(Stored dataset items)
◆ ◆ ◆ ◆ ◆ ◆ ◆
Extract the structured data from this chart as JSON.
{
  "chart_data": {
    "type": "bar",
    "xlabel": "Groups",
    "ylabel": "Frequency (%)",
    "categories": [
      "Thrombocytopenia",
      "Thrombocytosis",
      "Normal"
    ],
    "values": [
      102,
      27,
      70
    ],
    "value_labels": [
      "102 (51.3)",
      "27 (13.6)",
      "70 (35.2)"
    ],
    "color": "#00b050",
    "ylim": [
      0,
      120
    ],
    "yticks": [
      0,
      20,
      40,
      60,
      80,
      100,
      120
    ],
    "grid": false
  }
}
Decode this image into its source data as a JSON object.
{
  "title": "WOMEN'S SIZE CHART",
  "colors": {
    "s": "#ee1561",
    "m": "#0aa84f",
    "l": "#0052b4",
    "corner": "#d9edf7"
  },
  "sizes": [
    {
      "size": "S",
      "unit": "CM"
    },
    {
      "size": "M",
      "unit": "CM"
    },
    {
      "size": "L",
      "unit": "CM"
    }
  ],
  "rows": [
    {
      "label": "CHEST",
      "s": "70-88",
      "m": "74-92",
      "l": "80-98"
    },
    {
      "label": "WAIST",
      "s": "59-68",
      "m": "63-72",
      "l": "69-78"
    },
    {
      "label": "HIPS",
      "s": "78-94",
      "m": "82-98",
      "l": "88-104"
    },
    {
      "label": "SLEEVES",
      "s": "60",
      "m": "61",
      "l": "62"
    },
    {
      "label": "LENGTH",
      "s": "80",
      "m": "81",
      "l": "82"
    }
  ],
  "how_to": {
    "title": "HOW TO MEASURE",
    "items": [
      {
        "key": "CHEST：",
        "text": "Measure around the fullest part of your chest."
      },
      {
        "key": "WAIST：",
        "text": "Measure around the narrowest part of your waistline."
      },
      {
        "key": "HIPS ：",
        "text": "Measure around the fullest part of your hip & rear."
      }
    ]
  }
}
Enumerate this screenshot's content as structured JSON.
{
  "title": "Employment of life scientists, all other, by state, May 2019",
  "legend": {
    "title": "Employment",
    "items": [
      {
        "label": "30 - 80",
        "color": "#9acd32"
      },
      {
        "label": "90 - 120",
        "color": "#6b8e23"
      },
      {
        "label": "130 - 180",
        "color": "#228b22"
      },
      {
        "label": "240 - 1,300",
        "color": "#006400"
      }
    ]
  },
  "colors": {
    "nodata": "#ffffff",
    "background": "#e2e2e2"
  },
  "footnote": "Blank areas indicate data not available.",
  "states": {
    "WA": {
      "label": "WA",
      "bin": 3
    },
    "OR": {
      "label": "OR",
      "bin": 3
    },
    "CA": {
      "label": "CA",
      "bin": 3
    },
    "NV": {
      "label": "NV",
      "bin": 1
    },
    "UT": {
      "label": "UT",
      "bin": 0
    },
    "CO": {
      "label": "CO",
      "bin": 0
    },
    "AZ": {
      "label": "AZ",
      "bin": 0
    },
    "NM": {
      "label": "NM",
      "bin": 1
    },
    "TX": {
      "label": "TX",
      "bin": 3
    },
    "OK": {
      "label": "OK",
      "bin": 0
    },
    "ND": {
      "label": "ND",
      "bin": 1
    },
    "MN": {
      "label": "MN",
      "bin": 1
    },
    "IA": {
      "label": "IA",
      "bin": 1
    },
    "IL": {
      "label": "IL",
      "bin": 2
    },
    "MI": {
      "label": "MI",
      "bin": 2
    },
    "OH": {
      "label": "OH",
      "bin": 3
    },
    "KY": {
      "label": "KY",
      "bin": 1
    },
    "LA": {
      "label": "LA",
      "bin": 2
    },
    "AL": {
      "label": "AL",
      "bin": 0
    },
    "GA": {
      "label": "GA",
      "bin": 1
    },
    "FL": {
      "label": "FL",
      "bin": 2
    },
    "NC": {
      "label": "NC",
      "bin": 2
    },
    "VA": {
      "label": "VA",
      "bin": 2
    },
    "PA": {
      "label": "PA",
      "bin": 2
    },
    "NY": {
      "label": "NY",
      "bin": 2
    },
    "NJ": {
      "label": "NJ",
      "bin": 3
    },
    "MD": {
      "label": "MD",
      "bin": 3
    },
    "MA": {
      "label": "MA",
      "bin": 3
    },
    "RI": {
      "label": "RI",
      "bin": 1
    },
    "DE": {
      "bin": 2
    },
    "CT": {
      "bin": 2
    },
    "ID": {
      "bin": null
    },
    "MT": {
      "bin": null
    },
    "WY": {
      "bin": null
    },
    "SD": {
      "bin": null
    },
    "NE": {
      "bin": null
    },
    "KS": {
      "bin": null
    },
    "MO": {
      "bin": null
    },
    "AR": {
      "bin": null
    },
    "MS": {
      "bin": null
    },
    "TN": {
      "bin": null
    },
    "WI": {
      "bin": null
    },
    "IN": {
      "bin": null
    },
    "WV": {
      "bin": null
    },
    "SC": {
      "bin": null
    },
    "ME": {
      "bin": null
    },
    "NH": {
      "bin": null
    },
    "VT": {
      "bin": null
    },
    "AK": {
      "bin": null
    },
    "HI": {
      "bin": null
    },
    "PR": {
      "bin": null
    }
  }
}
◆ ◆ ◆ ◆ ◆ ◆ ◆
● WRITTEN TASK: Reproduce the records above exactly.

● FINAL RESULT:
Extract the structured data from this chart as JSON.
{
  "chart_data": {
    "type": "bar",
    "xlabel": "Groups",
    "ylabel": "Frequency (%)",
    "categories": [
      "Thrombocytopenia",
      "Thrombocytosis",
      "Normal"
    ],
    "values": [
      102,
      27,
      70
    ],
    "value_labels": [
      "102 (51.3)",
      "27 (13.6)",
      "70 (35.2)"
    ],
    "color": "#00b050",
    "ylim": [
      0,
      120
    ],
    "yticks": [
      0,
      20,
      40,
      60,
      80,
      100,
      120
    ],
    "grid": false
  }
}
Decode this image into its source data as a JSON object.
{
  "title": "WOMEN'S SIZE CHART",
  "colors": {
    "s": "#ee1561",
    "m": "#0aa84f",
    "l": "#0052b4",
    "corner": "#d9edf7"
  },
  "sizes": [
    {
      "size": "S",
      "unit": "CM"
    },
    {
      "size": "M",
      "unit": "CM"
    },
    {
      "size": "L",
      "unit": "CM"
    }
  ],
  "rows": [
    {
      "label": "CHEST",
      "s": "70-88",
      "m": "74-92",
      "l": "80-98"
    },
    {
      "label": "WAIST",
      "s": "59-68",
      "m": "63-72",
      "l": "69-78"
    },
    {
      "label": "HIPS",
      "s": "78-94",
      "m": "82-98",
      "l": "88-104"
    },
    {
      "label": "SLEEVES",
      "s": "60",
      "m": "61",
      "l": "62"
    },
    {
      "label": "LENGTH",
      "s": "80",
      "m": "81",
      "l": "82"
    }
  ],
  "how_to": {
    "title": "HOW TO MEASURE",
    "items": [
      {
        "key": "CHEST：",
        "text": "Measure around the fullest part of your chest."
      },
      {
        "key": "WAIST：",
        "text": "Measure around the narrowest part of your waistline."
      },
      {
        "key": "HIPS ：",
        "text": "Measure around the fullest part of your hip & rear."
      }
    ]
  }
}
Enumerate this screenshot's content as structured JSON.
{
  "title": "Employment of life scientists, all other, by state, May 2019",
  "legend": {
    "title": "Employment",
    "items": [
      {
        "label": "30 - 80",
        "color": "#9acd32"
      },
      {
        "label": "90 - 120",
        "color": "#6b8e23"
      },
      {
        "label": "130 - 180",
        "color": "#228b22"
      },
      {
        "label": "240 - 1,300",
        "color": "#006400"
      }
    ]
  },
  "colors": {
    "nodata": "#ffffff",
    "background": "#e2e2e2"
  },
  "footnote": "Blank areas indicate data not available.",
  "states": {
    "WA": {
      "label": "WA",
      "bin": 3
    },
    "OR": {
      "label": "OR",
      "bin": 3
    },
    "CA": {
      "label": "CA",
      "bin": 3
    },
    "NV": {
      "label": "NV",
      "bin": 1
    },
    "UT": {
      "label": "UT",
      "bin": 0
    },
    "CO": {
      "label": "CO",
      "bin": 0
    },
    "AZ": {
      "label": "AZ",
      "bin": 0
    },
    "NM": {
      "label": "NM",
      "bin": 1
    },
    "TX": {
      "label": "TX",
      "bin": 3
    },
    "OK": {
      "label": "OK",
      "bin": 0
    },
    "ND": {
      "label": "ND",
      "bin": 1
    },
    "MN": {
      "label": "MN",
      "bin": 1
    },
    "IA": {
      "label": "IA",
      "bin": 1
    },
    "IL": {
      "label": "IL",
      "bin": 2
    },
    "MI": {
      "label": "MI",
      "bin": 2
    },
    "OH": {
      "label": "OH",
      "bin": 3
    },
    "KY": {
      "label": "KY",
      "bin": 1
    },
    "LA": {
      "label": "LA",
      "bin": 2
    },
    "AL": {
      "label": "AL",
      "bin": 0
    },
    "GA": {
      "label": "GA",
      "bin": 1
    },
    "FL": {
      "label": "FL",
      "bin": 2
    },
    "NC": {
      "label": "NC",
      "bin": 2
    },
    "VA": {
      "label": "VA",
      "bin": 2
    },
    "PA": {
      "label": "PA",
      "bin": 2
    },
    "NY": {
      "label": "NY",
      "bin": 2
    },
    "NJ": {
      "label": "NJ",
      "bin": 3
    },
    "MD": {
      "label": "MD",
      "bin": 3
    },
    "MA": {
      "label": "MA",
      "bin": 3
    },
    "RI": {
      "label": "RI",
      "bin": 1
    },
    "DE": {
      "bin": 2
    },
    "CT": {
      "bin": 2
    },
    "ID": {
      "bin": null
    },
    "MT": {
      "bin": null
    },
    "WY": {
      "bin": null
    },
    "SD": {
      "bin": null
    },
    "NE": {
      "bin": null
    },
    "KS": {
      "bin": null
    },
    "MO": {
      "bin": null
    },
    "AR": {
      "bin": null
    },
    "MS": {
      "bin": null
    },
    "TN": {
      "bin": null
    },
    "WI": {
      "bin": null
    },
    "IN": {
      "bin": null
    },
    "WV": {
      "bin": null
    },
    "SC": {
      "bin": null
    },
    "ME": {
      "bin": null
    },
    "NH": {
      "bin": null
    },
    "VT": {
      "bin": null
    },
    "AK": {
      "bin": null
    },
    "HI": {
      "bin": null
    },
    "PR": {
      "bin": null
    }
  }
}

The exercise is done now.